Given records:
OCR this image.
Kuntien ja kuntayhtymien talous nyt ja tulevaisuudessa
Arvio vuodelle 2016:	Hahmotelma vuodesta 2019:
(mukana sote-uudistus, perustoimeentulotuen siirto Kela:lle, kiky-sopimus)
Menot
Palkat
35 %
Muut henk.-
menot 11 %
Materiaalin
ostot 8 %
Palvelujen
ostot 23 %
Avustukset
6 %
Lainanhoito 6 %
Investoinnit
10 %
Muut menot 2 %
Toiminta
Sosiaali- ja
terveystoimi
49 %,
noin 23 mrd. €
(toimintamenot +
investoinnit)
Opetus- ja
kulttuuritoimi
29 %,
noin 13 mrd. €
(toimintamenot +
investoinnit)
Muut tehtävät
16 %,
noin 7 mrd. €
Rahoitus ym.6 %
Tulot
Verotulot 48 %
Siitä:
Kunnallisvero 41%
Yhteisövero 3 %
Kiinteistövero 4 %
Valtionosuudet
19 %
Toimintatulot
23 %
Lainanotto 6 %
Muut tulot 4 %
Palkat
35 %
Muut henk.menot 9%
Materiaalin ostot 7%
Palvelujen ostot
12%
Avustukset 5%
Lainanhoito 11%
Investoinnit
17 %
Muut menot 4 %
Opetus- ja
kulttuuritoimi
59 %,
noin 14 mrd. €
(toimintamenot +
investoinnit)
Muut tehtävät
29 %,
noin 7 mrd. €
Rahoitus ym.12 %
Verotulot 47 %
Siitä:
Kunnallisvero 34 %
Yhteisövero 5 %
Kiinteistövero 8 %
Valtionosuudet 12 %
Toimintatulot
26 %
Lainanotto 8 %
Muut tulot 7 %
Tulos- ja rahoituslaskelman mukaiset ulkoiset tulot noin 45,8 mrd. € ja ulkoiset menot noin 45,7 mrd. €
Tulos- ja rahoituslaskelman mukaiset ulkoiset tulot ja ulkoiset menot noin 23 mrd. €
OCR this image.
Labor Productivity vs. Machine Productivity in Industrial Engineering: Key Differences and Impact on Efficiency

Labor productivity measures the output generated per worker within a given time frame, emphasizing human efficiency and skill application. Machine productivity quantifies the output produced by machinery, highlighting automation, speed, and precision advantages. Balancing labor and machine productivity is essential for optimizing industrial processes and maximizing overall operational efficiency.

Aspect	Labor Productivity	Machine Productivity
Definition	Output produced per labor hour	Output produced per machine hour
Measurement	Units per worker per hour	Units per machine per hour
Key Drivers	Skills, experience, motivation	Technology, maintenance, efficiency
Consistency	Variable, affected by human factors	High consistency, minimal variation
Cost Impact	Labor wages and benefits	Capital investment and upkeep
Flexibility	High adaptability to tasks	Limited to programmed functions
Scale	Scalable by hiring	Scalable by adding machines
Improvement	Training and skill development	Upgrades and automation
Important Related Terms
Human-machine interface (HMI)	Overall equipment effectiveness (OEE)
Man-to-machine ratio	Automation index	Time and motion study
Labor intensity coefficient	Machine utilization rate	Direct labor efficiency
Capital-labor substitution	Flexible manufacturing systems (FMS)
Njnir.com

Job: Repeat the listing in full, keeping every line exactly as it is.

Answer to the problem:
OCR this image.
Kuntien ja kuntayhtymien talous nyt ja tulevaisuudessa
Arvio vuodelle 2016:	Hahmotelma vuodesta 2019:
(mukana sote-uudistus, perustoimeentulotuen siirto Kela:lle, kiky-sopimus)
Menot
Palkat
35 %
Muut henk.-
menot 11 %
Materiaalin
ostot 8 %
Palvelujen
ostot 23 %
Avustukset
6 %
Lainanhoito 6 %
Investoinnit
10 %
Muut menot 2 %
Toiminta
Sosiaali- ja
terveystoimi
49 %,
noin 23 mrd. €
(toimintamenot +
investoinnit)
Opetus- ja
kulttuuritoimi
29 %,
noin 13 mrd. €
(toimintamenot +
investoinnit)
Muut tehtävät
16 %,
noin 7 mrd. €
Rahoitus ym.6 %
Tulot
Verotulot 48 %
Siitä:
Kunnallisvero 41%
Yhteisövero 3 %
Kiinteistövero 4 %
Valtionosuudet
19 %
Toimintatulot
23 %
Lainanotto 6 %
Muut tulot 4 %
Palkat
35 %
Muut henk.menot 9%
Materiaalin ostot 7%
Palvelujen ostot
12%
Avustukset 5%
Lainanhoito 11%
Investoinnit
17 %
Muut menot 4 %
Opetus- ja
kulttuuritoimi
59 %,
noin 14 mrd. €
(toimintamenot +
investoinnit)
Muut tehtävät
29 %,
noin 7 mrd. €
Rahoitus ym.12 %
Verotulot 47 %
Siitä:
Kunnallisvero 34 %
Yhteisövero 5 %
Kiinteistövero 8 %
Valtionosuudet 12 %
Toimintatulot
26 %
Lainanotto 8 %
Muut tulot 7 %
Tulos- ja rahoituslaskelman mukaiset ulkoiset tulot noin 45,8 mrd. € ja ulkoiset menot noin 45,7 mrd. €
Tulos- ja rahoituslaskelman mukaiset ulkoiset tulot ja ulkoiset menot noin 23 mrd. €
OCR this image.
Labor Productivity vs. Machine Productivity in Industrial Engineering: Key Differences and Impact on Efficiency

Labor productivity measures the output generated per worker within a given time frame, emphasizing human efficiency and skill application. Machine productivity quantifies the output produced by machinery, highlighting automation, speed, and precision advantages. Balancing labor and machine productivity is essential for optimizing industrial processes and maximizing overall operational efficiency.

Aspect	Labor Productivity	Machine Productivity
Definition	Output produced per labor hour	Output produced per machine hour
Measurement	Units per worker per hour	Units per machine per hour
Key Drivers	Skills, experience, motivation	Technology, maintenance, efficiency
Consistency	Variable, affected by human factors	High consistency, minimal variation
Cost Impact	Labor wages and benefits	Capital investment and upkeep
Flexibility	High adaptability to tasks	Limited to programmed functions
Scale	Scalable by hiring	Scalable by adding machines
Improvement	Training and skill development	Upgrades and automation
Important Related Terms
Human-machine interface (HMI)	Overall equipment effectiveness (OEE)
Man-to-machine ratio	Automation index	Time and motion study
Labor intensity coefficient	Machine utilization rate	Direct labor efficiency
Capital-labor substitution	Flexible manufacturing systems (FMS)
Njnir.com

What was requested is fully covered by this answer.